▶ Problem to work on
Restate all the material verbatim, except for the pictures.

Entries from a dataset:
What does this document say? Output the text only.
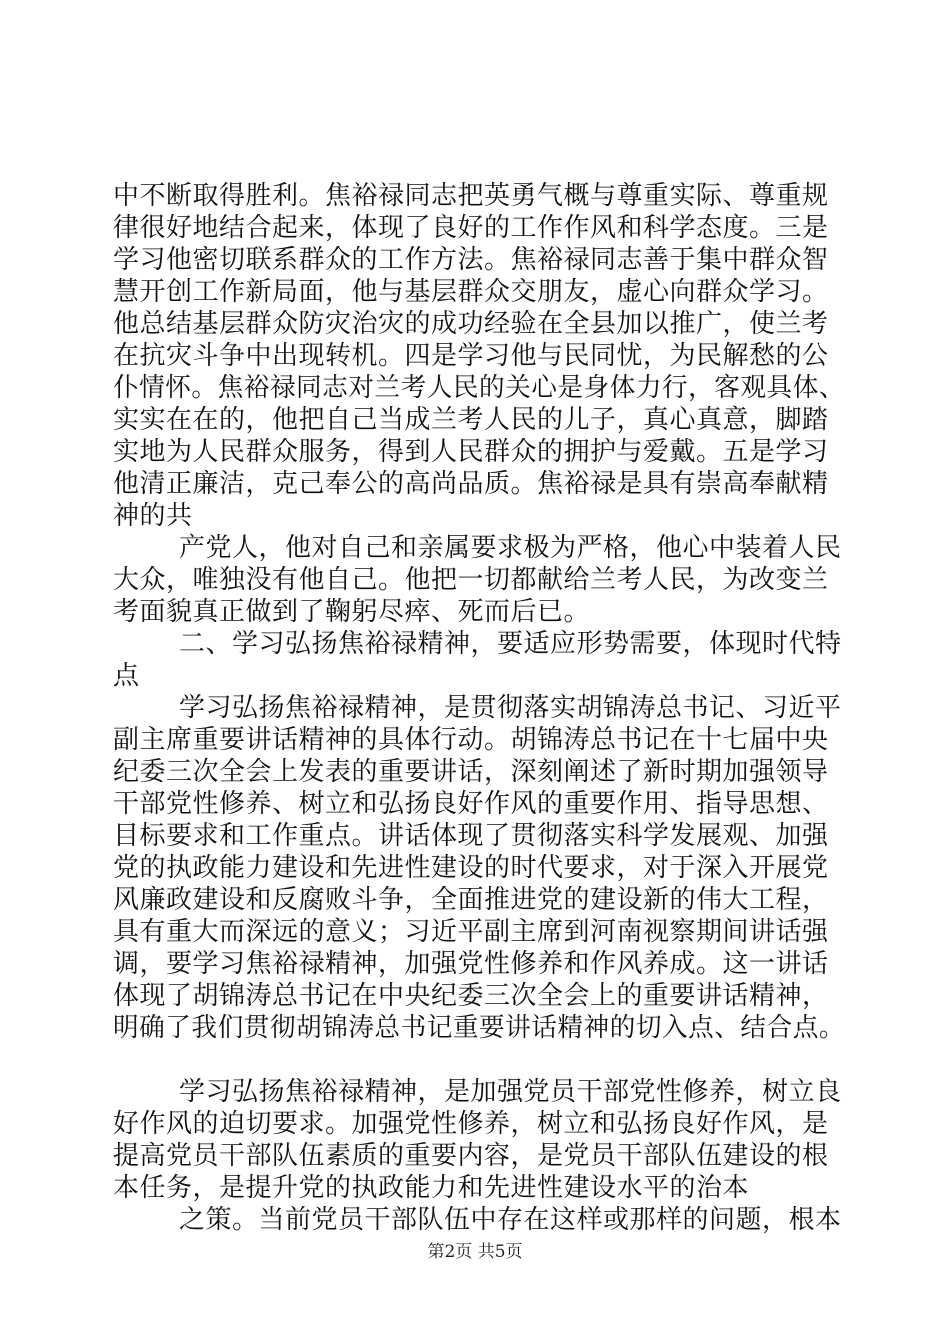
中不断取得胜利。焦裕禄同志把英勇气概与尊重实际、尊重规
律很好地结合起来，体现了良好的工作作风和科学态度。三是
学习他密切联系群众的工作方法。焦裕禄同志善于集中群众智
慧开创工作新局面，他与基层群众交朋友，虚心向群众学习。
他总结基层群众防灾治灾的成功经验在全县加以推广，使兰考
在抗灾斗争中出现转机。四是学习他与民同忧，为民解愁的公
仆情怀。焦裕禄同志对兰考人民的关心是身体力行，客观具体、
实实在在的，他把自己当成兰考人民的儿子，真心真意，脚踏
实地为人民群众服务，得到人民群众的拥护与爱戴。五是学习
他清正廉洁，克己奉公的高尚品质。焦裕禄是具有崇高奉献精
神的共
产党人，他对自己和亲属要求极为严格，他心中装着人民
大众，唯独没有他自己。他把一切都献给兰考人民，为改变兰
考面貌真正做到了鞠躬尽瘁、死而后已。
二、学习弘扬焦裕禄精神，要适应形势需要，体现时代特
点
学习弘扬焦裕禄精神，是贯彻落实胡锦涛总书记、习近平
副主席重要讲话精神的具体行动。胡锦涛总书记在十七届中央
纪委三次全会上发表的重要讲话，深刻阐述了新时期加强领导
干部党性修养、树立和弘扬良好作风的重要作用、指导思想、
目标要求和工作重点。讲话体现了贯彻落实科学发展观、加强
党的执政能力建设和先进性建设的时代要求，对于深入开展党
风廉政建设和反腐败斗争，全面推进党的建设新的伟大工程，
具有重大而深远的意义；习近平副主席到河南视察期间讲话强
调，要学习焦裕禄精神，加强党性修养和作风养成。这一讲话
体现了胡锦涛总书记在中央纪委三次全会上的重要讲话精神，
明确了我们贯彻胡锦涛总书记重要讲话精神的切入点、结合点。
学习弘扬焦裕禄精神，是加强党员干部党性修养，树立良
好作风的迫切要求。加强党性修养，树立和弘扬良好作风，是
提高党员干部队伍素质的重要内容，是党员干部队伍建设的根
本任务，是提升党的执政能力和先进性建设水平的治本
之策。当前党员干部队伍中存在这样或那样的问题，根本
第2页 共5页
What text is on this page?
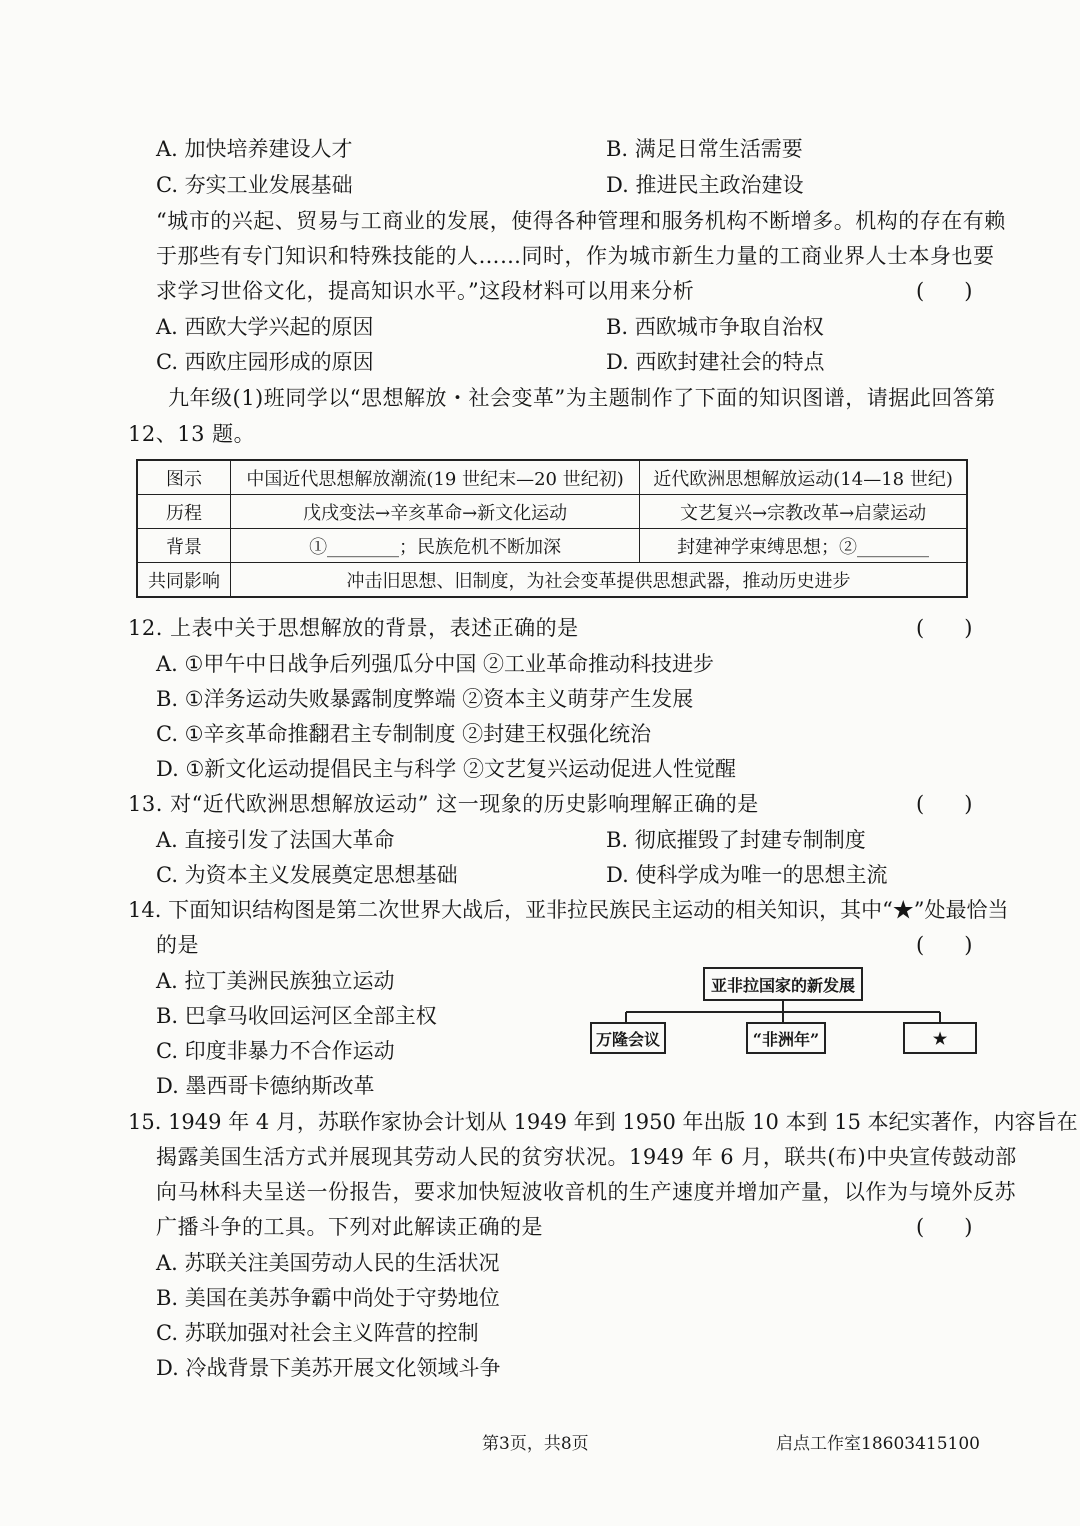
A. 加快培养建设人才	B. 满足日常生活需要
C. 夯实工业发展基础	D. 推进民主政治建设
“城市的兴起、贸易与工商业的发展，使得各种管理和服务机构不断增多。机构的存在有赖
于那些有专门知识和特殊技能的人……同时，作为城市新生力量的工商业界人士本身也要
求学习世俗文化，提高知识水平。”这段材料可以用来分析	(      )
A. 西欧大学兴起的原因	B. 西欧城市争取自治权
C. 西欧庄园形成的原因	D. 西欧封建社会的特点
九年级(1)班同学以“思想解放・社会变革”为主题制作了下面的知识图谱，请据此回答第
12、13 题。
图示	中国近代思想解放潮流(19 世纪末—20 世纪初)	近代欧洲思想解放运动(14—18 世纪)
历程	戊戌变法→辛亥革命→新文化运动	文艺复兴→宗教改革→启蒙运动
背景	①________；民族危机不断加深	封建神学束缚思想；②________
共同影响	冲击旧思想、旧制度，为社会变革提供思想武器，推动历史进步	
12. 上表中关于思想解放的背景，表述正确的是	(      )
A. ①甲午中日战争后列强瓜分中国 ②工业革命推动科技进步
B. ①洋务运动失败暴露制度弊端 ②资本主义萌芽产生发展
C. ①辛亥革命推翻君主专制制度 ②封建王权强化统治
D. ①新文化运动提倡民主与科学 ②文艺复兴运动促进人性觉醒
13. 对“近代欧洲思想解放运动” 这一现象的历史影响理解正确的是	(      )
A. 直接引发了法国大革命	B. 彻底摧毁了封建专制制度
C. 为资本主义发展奠定思想基础	D. 使科学成为唯一的思想主流
14. 下面知识结构图是第二次世界大战后，亚非拉民族民主运动的相关知识，其中“★”处最恰当
的是	(      )
A. 拉丁美洲民族独立运动
B. 巴拿马收回运河区全部主权
C. 印度非暴力不合作运动
D. 墨西哥卡德纳斯改革
亚非拉国家的新发展
万隆会议	“非洲年”	★
15. 1949 年 4 月，苏联作家协会计划从 1949 年到 1950 年出版 10 本到 15 本纪实著作，内容旨在
揭露美国生活方式并展现其劳动人民的贫穷状况。1949 年 6 月，联共(布)中央宣传鼓动部
向马林科夫呈送一份报告，要求加快短波收音机的生产速度并增加产量，以作为与境外反苏
广播斗争的工具。下列对此解读正确的是	(      )
A. 苏联关注美国劳动人民的生活状况
B. 美国在美苏争霸中尚处于守势地位
C. 苏联加强对社会主义阵营的控制
D. 冷战背景下美苏开展文化领域斗争
第3页，共8页	启点工作室18603415100
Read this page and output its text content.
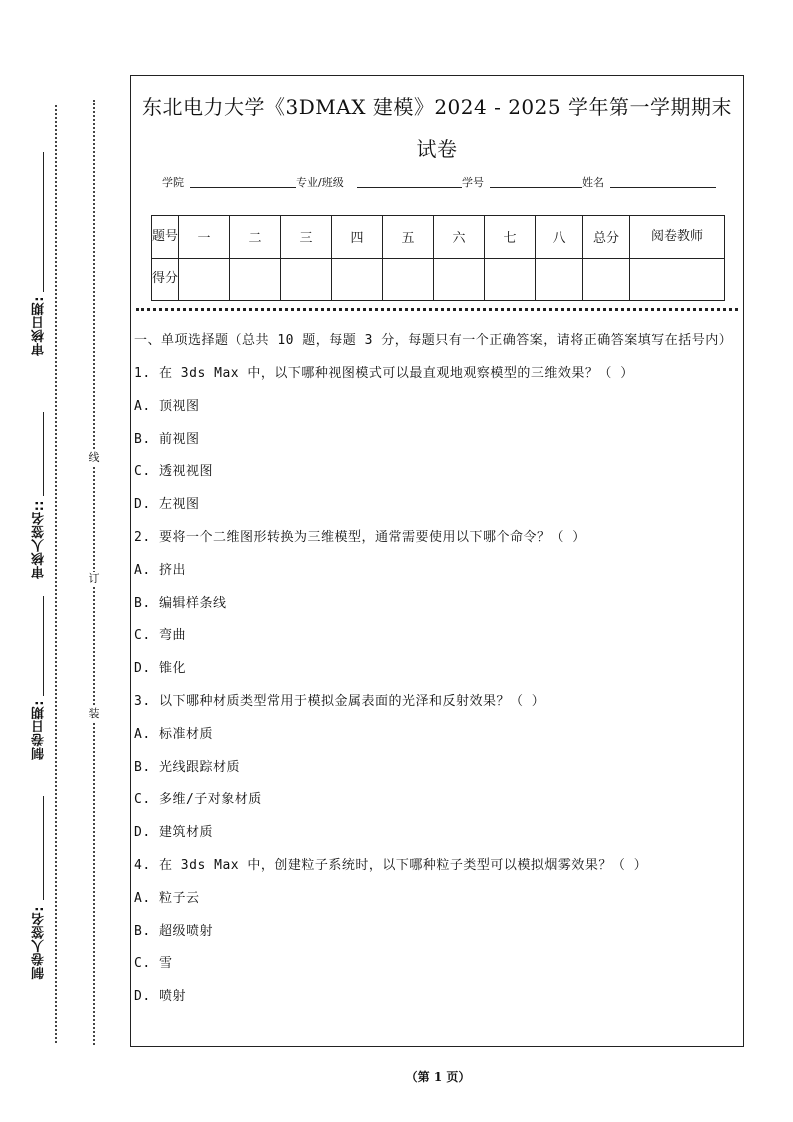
审核日期:
审核人签名::
制卷日期:
制卷人签名:
线
订
装
东北电力大学《3DMAX 建模》2024 - 2025 学年第一学期期末试卷
学院	专业/班级	学号	姓名
题号	一	二	三	四	五	六	七	八	总分	阅卷教师
得分										
一、单项选择题（总共 10 题，每题 3 分，每题只有一个正确答案，请将正确答案填写在括号内）
1. 在 3ds Max 中，以下哪种视图模式可以最直观地观察模型的三维效果？（ ）
A. 顶视图
B. 前视图
C. 透视视图
D. 左视图
2. 要将一个二维图形转换为三维模型，通常需要使用以下哪个命令？（ ）
A. 挤出
B. 编辑样条线
C. 弯曲
D. 锥化
3. 以下哪种材质类型常用于模拟金属表面的光泽和反射效果？（ ）
A. 标准材质
B. 光线跟踪材质
C. 多维/子对象材质
D. 建筑材质
4. 在 3ds Max 中，创建粒子系统时，以下哪种粒子类型可以模拟烟雾效果？（ ）
A. 粒子云
B. 超级喷射
C. 雪
D. 喷射
（第 1 页）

▶ Full solution
What does this document say? Output the text only.
中不断取得胜利。焦裕禄同志把英勇气概与尊重实际、尊重规
律很好地结合起来，体现了良好的工作作风和科学态度。三是
学习他密切联系群众的工作方法。焦裕禄同志善于集中群众智
慧开创工作新局面，他与基层群众交朋友，虚心向群众学习。
他总结基层群众防灾治灾的成功经验在全县加以推广，使兰考
在抗灾斗争中出现转机。四是学习他与民同忧，为民解愁的公
仆情怀。焦裕禄同志对兰考人民的关心是身体力行，客观具体、
实实在在的，他把自己当成兰考人民的儿子，真心真意，脚踏
实地为人民群众服务，得到人民群众的拥护与爱戴。五是学习
他清正廉洁，克己奉公的高尚品质。焦裕禄是具有崇高奉献精
神的共
产党人，他对自己和亲属要求极为严格，他心中装着人民
大众，唯独没有他自己。他把一切都献给兰考人民，为改变兰
考面貌真正做到了鞠躬尽瘁、死而后已。
二、学习弘扬焦裕禄精神，要适应形势需要，体现时代特
点
学习弘扬焦裕禄精神，是贯彻落实胡锦涛总书记、习近平
副主席重要讲话精神的具体行动。胡锦涛总书记在十七届中央
纪委三次全会上发表的重要讲话，深刻阐述了新时期加强领导
干部党性修养、树立和弘扬良好作风的重要作用、指导思想、
目标要求和工作重点。讲话体现了贯彻落实科学发展观、加强
党的执政能力建设和先进性建设的时代要求，对于深入开展党
风廉政建设和反腐败斗争，全面推进党的建设新的伟大工程，
具有重大而深远的意义；习近平副主席到河南视察期间讲话强
调，要学习焦裕禄精神，加强党性修养和作风养成。这一讲话
体现了胡锦涛总书记在中央纪委三次全会上的重要讲话精神，
明确了我们贯彻胡锦涛总书记重要讲话精神的切入点、结合点。
学习弘扬焦裕禄精神，是加强党员干部党性修养，树立良
好作风的迫切要求。加强党性修养，树立和弘扬良好作风，是
提高党员干部队伍素质的重要内容，是党员干部队伍建设的根
本任务，是提升党的执政能力和先进性建设水平的治本
之策。当前党员干部队伍中存在这样或那样的问题，根本
第2页 共5页
What text is on this page?
A. 加快培养建设人才	B. 满足日常生活需要
C. 夯实工业发展基础	D. 推进民主政治建设
“城市的兴起、贸易与工商业的发展，使得各种管理和服务机构不断增多。机构的存在有赖
于那些有专门知识和特殊技能的人……同时，作为城市新生力量的工商业界人士本身也要
求学习世俗文化，提高知识水平。”这段材料可以用来分析	(      )
A. 西欧大学兴起的原因	B. 西欧城市争取自治权
C. 西欧庄园形成的原因	D. 西欧封建社会的特点
九年级(1)班同学以“思想解放・社会变革”为主题制作了下面的知识图谱，请据此回答第
12、13 题。
图示	中国近代思想解放潮流(19 世纪末—20 世纪初)	近代欧洲思想解放运动(14—18 世纪)
历程	戊戌变法→辛亥革命→新文化运动	文艺复兴→宗教改革→启蒙运动
背景	①________；民族危机不断加深	封建神学束缚思想；②________
共同影响	冲击旧思想、旧制度，为社会变革提供思想武器，推动历史进步	
12. 上表中关于思想解放的背景，表述正确的是	(      )
A. ①甲午中日战争后列强瓜分中国 ②工业革命推动科技进步
B. ①洋务运动失败暴露制度弊端 ②资本主义萌芽产生发展
C. ①辛亥革命推翻君主专制制度 ②封建王权强化统治
D. ①新文化运动提倡民主与科学 ②文艺复兴运动促进人性觉醒
13. 对“近代欧洲思想解放运动” 这一现象的历史影响理解正确的是	(      )
A. 直接引发了法国大革命	B. 彻底摧毁了封建专制制度
C. 为资本主义发展奠定思想基础	D. 使科学成为唯一的思想主流
14. 下面知识结构图是第二次世界大战后，亚非拉民族民主运动的相关知识，其中“★”处最恰当
的是	(      )
A. 拉丁美洲民族独立运动
B. 巴拿马收回运河区全部主权
C. 印度非暴力不合作运动
D. 墨西哥卡德纳斯改革
亚非拉国家的新发展
万隆会议	“非洲年”	★
15. 1949 年 4 月，苏联作家协会计划从 1949 年到 1950 年出版 10 本到 15 本纪实著作，内容旨在
揭露美国生活方式并展现其劳动人民的贫穷状况。1949 年 6 月，联共(布)中央宣传鼓动部
向马林科夫呈送一份报告，要求加快短波收音机的生产速度并增加产量，以作为与境外反苏
广播斗争的工具。下列对此解读正确的是	(      )
A. 苏联关注美国劳动人民的生活状况
B. 美国在美苏争霸中尚处于守势地位
C. 苏联加强对社会主义阵营的控制
D. 冷战背景下美苏开展文化领域斗争
第3页，共8页	启点工作室18603415100
Read this page and output its text content.
审核日期:
审核人签名::
制卷日期:
制卷人签名:
线
订
装
东北电力大学《3DMAX 建模》2024 - 2025 学年第一学期期末试卷
学院	专业/班级	学号	姓名
题号	一	二	三	四	五	六	七	八	总分	阅卷教师
得分										
一、单项选择题（总共 10 题，每题 3 分，每题只有一个正确答案，请将正确答案填写在括号内）
1. 在 3ds Max 中，以下哪种视图模式可以最直观地观察模型的三维效果？（ ）
A. 顶视图
B. 前视图
C. 透视视图
D. 左视图
2. 要将一个二维图形转换为三维模型，通常需要使用以下哪个命令？（ ）
A. 挤出
B. 编辑样条线
C. 弯曲
D. 锥化
3. 以下哪种材质类型常用于模拟金属表面的光泽和反射效果？（ ）
A. 标准材质
B. 光线跟踪材质
C. 多维/子对象材质
D. 建筑材质
4. 在 3ds Max 中，创建粒子系统时，以下哪种粒子类型可以模拟烟雾效果？（ ）
A. 粒子云
B. 超级喷射
C. 雪
D. 喷射
（第 1 页）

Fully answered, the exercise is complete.